[Records]
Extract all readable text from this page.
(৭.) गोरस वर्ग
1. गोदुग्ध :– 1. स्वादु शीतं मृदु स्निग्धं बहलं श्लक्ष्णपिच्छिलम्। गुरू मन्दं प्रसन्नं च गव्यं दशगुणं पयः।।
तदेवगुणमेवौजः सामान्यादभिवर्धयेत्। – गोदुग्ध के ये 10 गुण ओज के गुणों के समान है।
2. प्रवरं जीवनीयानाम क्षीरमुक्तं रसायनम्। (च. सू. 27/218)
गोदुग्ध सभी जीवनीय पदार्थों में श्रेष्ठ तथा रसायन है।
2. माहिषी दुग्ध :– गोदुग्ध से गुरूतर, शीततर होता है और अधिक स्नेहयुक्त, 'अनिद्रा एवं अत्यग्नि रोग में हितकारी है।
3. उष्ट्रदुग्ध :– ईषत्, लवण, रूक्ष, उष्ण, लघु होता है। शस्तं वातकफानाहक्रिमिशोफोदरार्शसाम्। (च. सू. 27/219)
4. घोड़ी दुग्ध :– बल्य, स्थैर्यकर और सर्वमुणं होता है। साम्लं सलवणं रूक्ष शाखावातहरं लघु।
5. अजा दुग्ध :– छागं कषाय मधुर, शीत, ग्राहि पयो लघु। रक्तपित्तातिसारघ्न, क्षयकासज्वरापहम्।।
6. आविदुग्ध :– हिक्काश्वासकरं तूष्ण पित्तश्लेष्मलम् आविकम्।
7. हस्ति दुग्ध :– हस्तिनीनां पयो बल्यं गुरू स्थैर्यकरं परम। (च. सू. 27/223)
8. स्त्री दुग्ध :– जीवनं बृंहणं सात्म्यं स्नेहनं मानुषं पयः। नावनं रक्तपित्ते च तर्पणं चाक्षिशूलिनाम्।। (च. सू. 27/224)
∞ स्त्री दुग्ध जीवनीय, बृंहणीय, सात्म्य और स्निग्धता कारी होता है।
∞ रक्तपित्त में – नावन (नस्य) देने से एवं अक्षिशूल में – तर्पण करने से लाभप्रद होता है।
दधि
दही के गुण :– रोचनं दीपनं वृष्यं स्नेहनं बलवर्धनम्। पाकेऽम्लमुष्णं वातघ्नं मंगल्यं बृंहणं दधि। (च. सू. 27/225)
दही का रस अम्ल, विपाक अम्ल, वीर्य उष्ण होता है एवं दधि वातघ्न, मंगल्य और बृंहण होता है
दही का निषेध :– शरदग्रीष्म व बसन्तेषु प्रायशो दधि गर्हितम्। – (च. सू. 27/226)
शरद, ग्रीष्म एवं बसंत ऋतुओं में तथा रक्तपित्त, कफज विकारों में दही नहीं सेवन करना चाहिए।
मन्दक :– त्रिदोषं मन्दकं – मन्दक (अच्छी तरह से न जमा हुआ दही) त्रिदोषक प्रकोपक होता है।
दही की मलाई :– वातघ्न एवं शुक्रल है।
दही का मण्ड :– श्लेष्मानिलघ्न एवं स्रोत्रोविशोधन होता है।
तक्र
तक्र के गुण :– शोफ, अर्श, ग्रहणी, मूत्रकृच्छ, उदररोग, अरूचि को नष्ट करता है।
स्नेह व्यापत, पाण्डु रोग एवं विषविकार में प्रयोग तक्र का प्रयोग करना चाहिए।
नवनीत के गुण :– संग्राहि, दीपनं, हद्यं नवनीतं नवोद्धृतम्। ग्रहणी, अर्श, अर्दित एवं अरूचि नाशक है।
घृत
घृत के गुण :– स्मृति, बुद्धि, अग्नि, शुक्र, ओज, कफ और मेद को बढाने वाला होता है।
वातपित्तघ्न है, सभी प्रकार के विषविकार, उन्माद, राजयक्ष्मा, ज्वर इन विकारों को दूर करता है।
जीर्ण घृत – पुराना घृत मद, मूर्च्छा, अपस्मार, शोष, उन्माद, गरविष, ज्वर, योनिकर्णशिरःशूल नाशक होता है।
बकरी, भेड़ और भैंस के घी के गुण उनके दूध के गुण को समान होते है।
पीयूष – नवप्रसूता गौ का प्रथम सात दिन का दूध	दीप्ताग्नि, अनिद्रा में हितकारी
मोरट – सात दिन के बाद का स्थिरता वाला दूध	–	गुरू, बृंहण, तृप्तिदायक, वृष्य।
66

§ **Job**:
Retype all of the data shown above, word for word.

§ **Answer to this task**:
Extract all readable text from this page.
(৭.) गोरस वर्ग
1. गोदुग्ध :– 1. स्वादु शीतं मृदु स्निग्धं बहलं श्लक्ष्णपिच्छिलम्। गुरू मन्दं प्रसन्नं च गव्यं दशगुणं पयः।।
तदेवगुणमेवौजः सामान्यादभिवर्धयेत्। – गोदुग्ध के ये 10 गुण ओज के गुणों के समान है।
2. प्रवरं जीवनीयानाम क्षीरमुक्तं रसायनम्। (च. सू. 27/218)
गोदुग्ध सभी जीवनीय पदार्थों में श्रेष्ठ तथा रसायन है।
2. माहिषी दुग्ध :– गोदुग्ध से गुरूतर, शीततर होता है और अधिक स्नेहयुक्त, 'अनिद्रा एवं अत्यग्नि रोग में हितकारी है।
3. उष्ट्रदुग्ध :– ईषत्, लवण, रूक्ष, उष्ण, लघु होता है। शस्तं वातकफानाहक्रिमिशोफोदरार्शसाम्। (च. सू. 27/219)
4. घोड़ी दुग्ध :– बल्य, स्थैर्यकर और सर्वमुणं होता है। साम्लं सलवणं रूक्ष शाखावातहरं लघु।
5. अजा दुग्ध :– छागं कषाय मधुर, शीत, ग्राहि पयो लघु। रक्तपित्तातिसारघ्न, क्षयकासज्वरापहम्।।
6. आविदुग्ध :– हिक्काश्वासकरं तूष्ण पित्तश्लेष्मलम् आविकम्।
7. हस्ति दुग्ध :– हस्तिनीनां पयो बल्यं गुरू स्थैर्यकरं परम। (च. सू. 27/223)
8. स्त्री दुग्ध :– जीवनं बृंहणं सात्म्यं स्नेहनं मानुषं पयः। नावनं रक्तपित्ते च तर्पणं चाक्षिशूलिनाम्।। (च. सू. 27/224)
∞ स्त्री दुग्ध जीवनीय, बृंहणीय, सात्म्य और स्निग्धता कारी होता है।
∞ रक्तपित्त में – नावन (नस्य) देने से एवं अक्षिशूल में – तर्पण करने से लाभप्रद होता है।
दधि
दही के गुण :– रोचनं दीपनं वृष्यं स्नेहनं बलवर्धनम्। पाकेऽम्लमुष्णं वातघ्नं मंगल्यं बृंहणं दधि। (च. सू. 27/225)
दही का रस अम्ल, विपाक अम्ल, वीर्य उष्ण होता है एवं दधि वातघ्न, मंगल्य और बृंहण होता है
दही का निषेध :– शरदग्रीष्म व बसन्तेषु प्रायशो दधि गर्हितम्। – (च. सू. 27/226)
शरद, ग्रीष्म एवं बसंत ऋतुओं में तथा रक्तपित्त, कफज विकारों में दही नहीं सेवन करना चाहिए।
मन्दक :– त्रिदोषं मन्दकं – मन्दक (अच्छी तरह से न जमा हुआ दही) त्रिदोषक प्रकोपक होता है।
दही की मलाई :– वातघ्न एवं शुक्रल है।
दही का मण्ड :– श्लेष्मानिलघ्न एवं स्रोत्रोविशोधन होता है।
तक्र
तक्र के गुण :– शोफ, अर्श, ग्रहणी, मूत्रकृच्छ, उदररोग, अरूचि को नष्ट करता है।
स्नेह व्यापत, पाण्डु रोग एवं विषविकार में प्रयोग तक्र का प्रयोग करना चाहिए।
नवनीत के गुण :– संग्राहि, दीपनं, हद्यं नवनीतं नवोद्धृतम्। ग्रहणी, अर्श, अर्दित एवं अरूचि नाशक है।
घृत
घृत के गुण :– स्मृति, बुद्धि, अग्नि, शुक्र, ओज, कफ और मेद को बढाने वाला होता है।
वातपित्तघ्न है, सभी प्रकार के विषविकार, उन्माद, राजयक्ष्मा, ज्वर इन विकारों को दूर करता है।
जीर्ण घृत – पुराना घृत मद, मूर्च्छा, अपस्मार, शोष, उन्माद, गरविष, ज्वर, योनिकर्णशिरःशूल नाशक होता है।
बकरी, भेड़ और भैंस के घी के गुण उनके दूध के गुण को समान होते है।
पीयूष – नवप्रसूता गौ का प्रथम सात दिन का दूध	दीप्ताग्नि, अनिद्रा में हितकारी
मोरट – सात दिन के बाद का स्थिरता वाला दूध	–	गुरू, बृंहण, तृप्तिदायक, वृष्य।
66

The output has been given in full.